(Extracted data entries)
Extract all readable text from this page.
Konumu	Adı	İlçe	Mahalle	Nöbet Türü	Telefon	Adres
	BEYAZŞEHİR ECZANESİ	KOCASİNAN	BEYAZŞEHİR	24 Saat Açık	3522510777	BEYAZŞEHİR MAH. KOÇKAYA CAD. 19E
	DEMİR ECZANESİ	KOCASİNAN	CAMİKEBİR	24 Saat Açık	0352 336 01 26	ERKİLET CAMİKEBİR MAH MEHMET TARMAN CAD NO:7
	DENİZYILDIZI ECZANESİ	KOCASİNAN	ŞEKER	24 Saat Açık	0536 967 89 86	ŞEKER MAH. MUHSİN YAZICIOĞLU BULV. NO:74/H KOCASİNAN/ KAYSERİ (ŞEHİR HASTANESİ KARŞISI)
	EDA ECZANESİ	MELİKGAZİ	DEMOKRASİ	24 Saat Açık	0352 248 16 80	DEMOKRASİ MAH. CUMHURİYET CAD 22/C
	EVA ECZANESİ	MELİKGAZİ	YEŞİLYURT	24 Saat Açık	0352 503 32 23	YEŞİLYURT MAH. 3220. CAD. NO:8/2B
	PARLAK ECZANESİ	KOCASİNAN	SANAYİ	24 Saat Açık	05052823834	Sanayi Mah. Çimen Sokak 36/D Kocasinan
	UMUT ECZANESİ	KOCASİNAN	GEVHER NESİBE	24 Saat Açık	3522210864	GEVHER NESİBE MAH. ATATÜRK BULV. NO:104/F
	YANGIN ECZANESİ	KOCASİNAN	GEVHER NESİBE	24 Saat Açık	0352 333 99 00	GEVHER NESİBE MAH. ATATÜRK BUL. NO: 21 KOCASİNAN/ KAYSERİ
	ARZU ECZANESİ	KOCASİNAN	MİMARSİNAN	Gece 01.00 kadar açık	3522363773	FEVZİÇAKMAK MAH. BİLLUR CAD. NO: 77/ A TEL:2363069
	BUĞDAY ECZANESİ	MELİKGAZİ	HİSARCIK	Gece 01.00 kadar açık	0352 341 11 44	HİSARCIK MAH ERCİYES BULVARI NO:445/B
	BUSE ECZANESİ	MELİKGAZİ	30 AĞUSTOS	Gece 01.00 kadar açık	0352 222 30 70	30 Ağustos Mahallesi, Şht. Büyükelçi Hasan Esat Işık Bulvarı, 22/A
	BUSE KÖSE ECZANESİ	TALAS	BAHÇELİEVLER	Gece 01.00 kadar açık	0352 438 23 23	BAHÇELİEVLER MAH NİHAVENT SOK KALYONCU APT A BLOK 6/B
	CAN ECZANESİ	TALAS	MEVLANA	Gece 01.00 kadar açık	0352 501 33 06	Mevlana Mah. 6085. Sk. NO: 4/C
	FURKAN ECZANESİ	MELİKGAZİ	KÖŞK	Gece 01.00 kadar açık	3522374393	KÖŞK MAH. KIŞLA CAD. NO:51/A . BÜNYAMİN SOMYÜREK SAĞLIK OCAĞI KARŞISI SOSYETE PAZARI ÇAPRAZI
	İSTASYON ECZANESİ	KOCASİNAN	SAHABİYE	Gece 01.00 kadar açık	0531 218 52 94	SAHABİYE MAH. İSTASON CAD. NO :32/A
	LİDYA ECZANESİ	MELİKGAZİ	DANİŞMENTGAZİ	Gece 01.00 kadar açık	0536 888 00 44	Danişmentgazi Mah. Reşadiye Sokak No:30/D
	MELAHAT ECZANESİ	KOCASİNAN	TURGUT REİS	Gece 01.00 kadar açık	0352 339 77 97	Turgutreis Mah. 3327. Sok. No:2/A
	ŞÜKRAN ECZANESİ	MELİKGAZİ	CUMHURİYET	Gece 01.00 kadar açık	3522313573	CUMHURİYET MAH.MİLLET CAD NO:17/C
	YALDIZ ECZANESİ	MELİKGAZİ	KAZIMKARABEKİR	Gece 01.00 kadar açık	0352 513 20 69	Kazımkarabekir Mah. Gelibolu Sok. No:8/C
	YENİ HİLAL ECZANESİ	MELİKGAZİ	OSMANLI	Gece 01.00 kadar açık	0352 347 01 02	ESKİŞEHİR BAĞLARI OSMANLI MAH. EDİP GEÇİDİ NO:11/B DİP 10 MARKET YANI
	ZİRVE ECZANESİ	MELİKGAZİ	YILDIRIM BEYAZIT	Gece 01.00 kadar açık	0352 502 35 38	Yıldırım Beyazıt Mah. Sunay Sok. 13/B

## Exercise details
Above are records; say how many of their lines contain the word "NESİBE", giving only the number.

## Task output
2